(Stored entries)
----
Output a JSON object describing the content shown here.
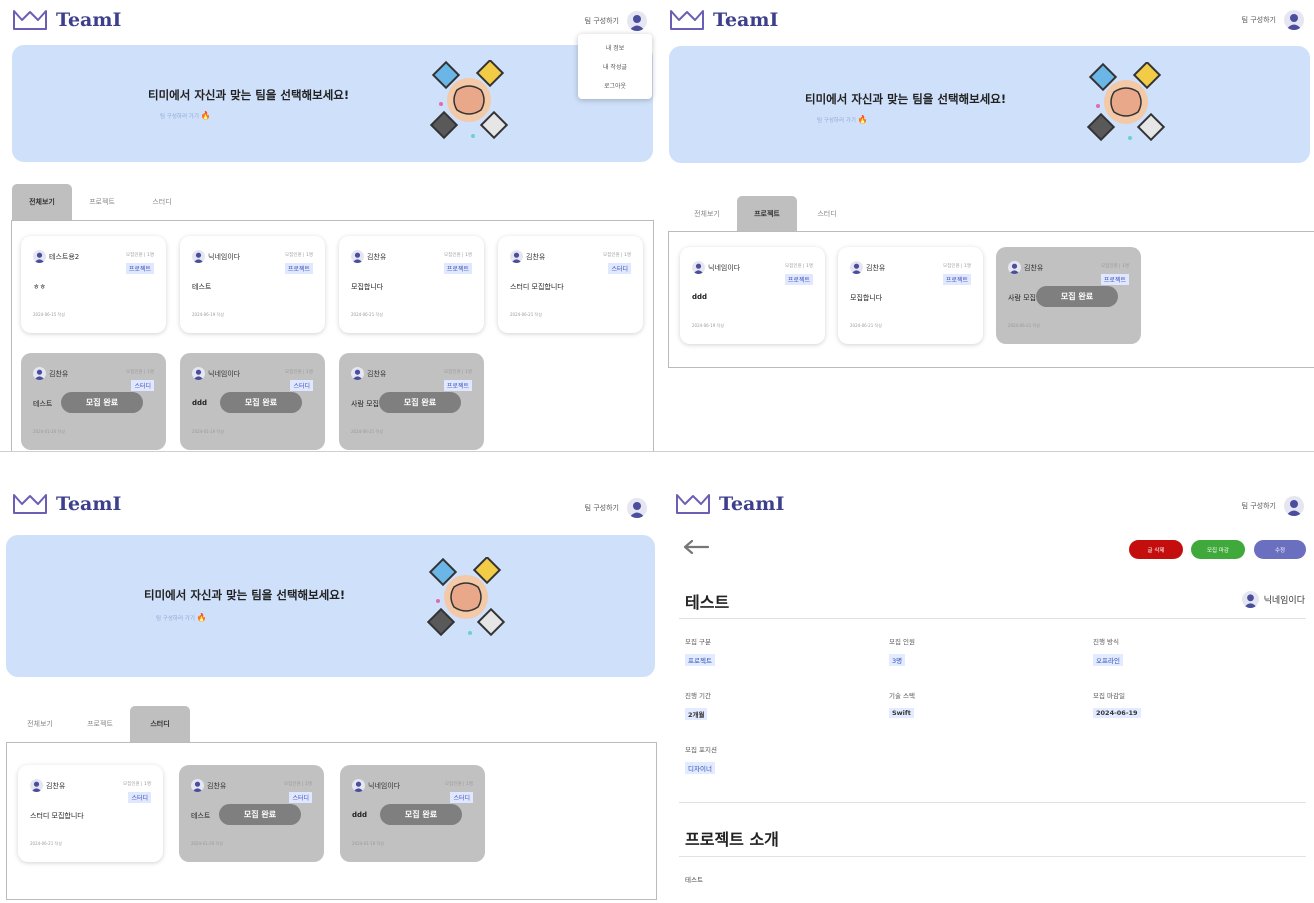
{
  "app": {
    "logo_text": "TeamI",
    "header_link": "팀 구성하기"
  },
  "dropdown": {
    "items": [
      "내 정보",
      "내 작성글",
      "로그아웃"
    ]
  },
  "banner": {
    "title": "티미에서 자신과 맞는 팀을 선택해보세요!",
    "button": "팀 구성하러 가기"
  },
  "tabs": [
    "전체보기",
    "프로젝트",
    "스터디"
  ],
  "closed_label": "모집 완료",
  "views": {
    "all": [
      {
        "user": "테스트용2",
        "count": "모집인원 | 1명",
        "type": "프로젝트",
        "title": "ㅎㅎ",
        "date": "2024-06-15 작성",
        "closed": false
      },
      {
        "user": "닉네임이다",
        "count": "모집인원 | 1명",
        "type": "프로젝트",
        "title": "테스트",
        "date": "2024-06-19 작성",
        "closed": false
      },
      {
        "user": "김찬유",
        "count": "모집인원 | 1명",
        "type": "프로젝트",
        "title": "모집합니다",
        "date": "2024-06-21 작성",
        "closed": false
      },
      {
        "user": "김찬유",
        "count": "모집인원 | 1명",
        "type": "스터디",
        "title": "스터디 모집합니다",
        "date": "2024-06-21 작성",
        "closed": false
      },
      {
        "user": "김찬유",
        "count": "모집인원 | 1명",
        "type": "스터디",
        "title": "테스트",
        "date": "2024-01-20 작성",
        "closed": true
      },
      {
        "user": "닉네임이다",
        "count": "모집인원 | 1명",
        "type": "스터디",
        "title": "ddd",
        "date": "2024-01-19 작성",
        "closed": true
      },
      {
        "user": "김찬유",
        "count": "모집인원 | 1명",
        "type": "프로젝트",
        "title": "사람 모집",
        "date": "2024-06-21 작성",
        "closed": true
      }
    ],
    "project": [
      {
        "user": "닉네임이다",
        "count": "모집인원 | 1명",
        "type": "프로젝트",
        "title": "ddd",
        "date": "2024-06-19 작성",
        "closed": false
      },
      {
        "user": "김찬유",
        "count": "모집인원 | 1명",
        "type": "프로젝트",
        "title": "모집합니다",
        "date": "2024-06-21 작성",
        "closed": false
      },
      {
        "user": "김찬유",
        "count": "모집인원 | 1명",
        "type": "프로젝트",
        "title": "사람 모집",
        "date": "2024-06-21 작성",
        "closed": true
      }
    ],
    "study": [
      {
        "user": "김찬유",
        "count": "모집인원 | 1명",
        "type": "스터디",
        "title": "스터디 모집합니다",
        "date": "2024-06-21 작성",
        "closed": false
      },
      {
        "user": "김찬유",
        "count": "모집인원 | 1명",
        "type": "스터디",
        "title": "테스트",
        "date": "2024-01-20 작성",
        "closed": true
      },
      {
        "user": "닉네임이다",
        "count": "모집인원 | 1명",
        "type": "스터디",
        "title": "ddd",
        "date": "2024-01-19 작성",
        "closed": true
      }
    ]
  },
  "detail": {
    "buttons": {
      "delete": "글 삭제",
      "close": "모집 마감",
      "edit": "수정"
    },
    "button_colors": {
      "delete": "#c40e0e",
      "close": "#3fa93b",
      "edit": "#6b6fc0"
    },
    "title": "테스트",
    "author": "닉네임이다",
    "fields": [
      {
        "label": "모집 구분",
        "value": "프로젝트"
      },
      {
        "label": "모집 인원",
        "value": "3명"
      },
      {
        "label": "진행 방식",
        "value": "오프라인"
      },
      {
        "label": "진행 기간",
        "value": "2개월"
      },
      {
        "label": "기술 스택",
        "value": "Swift"
      },
      {
        "label": "모집 마감일",
        "value": "2024-06-19"
      },
      {
        "label": "모집 포지션",
        "value": "디자이너"
      }
    ],
    "section_title": "프로젝트 소개",
    "body": "테스트"
  },
  "colors": {
    "brand": "#3d3f8c",
    "banner": "#cfe0fa",
    "badge_bg": "#dfe8ff",
    "closed_card": "#c1c1c1"
  }
}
----
* **Aim of the task**
Out of the material above, select every line that holds the string "value".

* **Output of the exercise**
        "value": "프로젝트"
        "value": "3명"
        "value": "오프라인"
        "value": "2개월"
        "value": "Swift"
        "value": "2024-06-19"
        "value": "디자이너"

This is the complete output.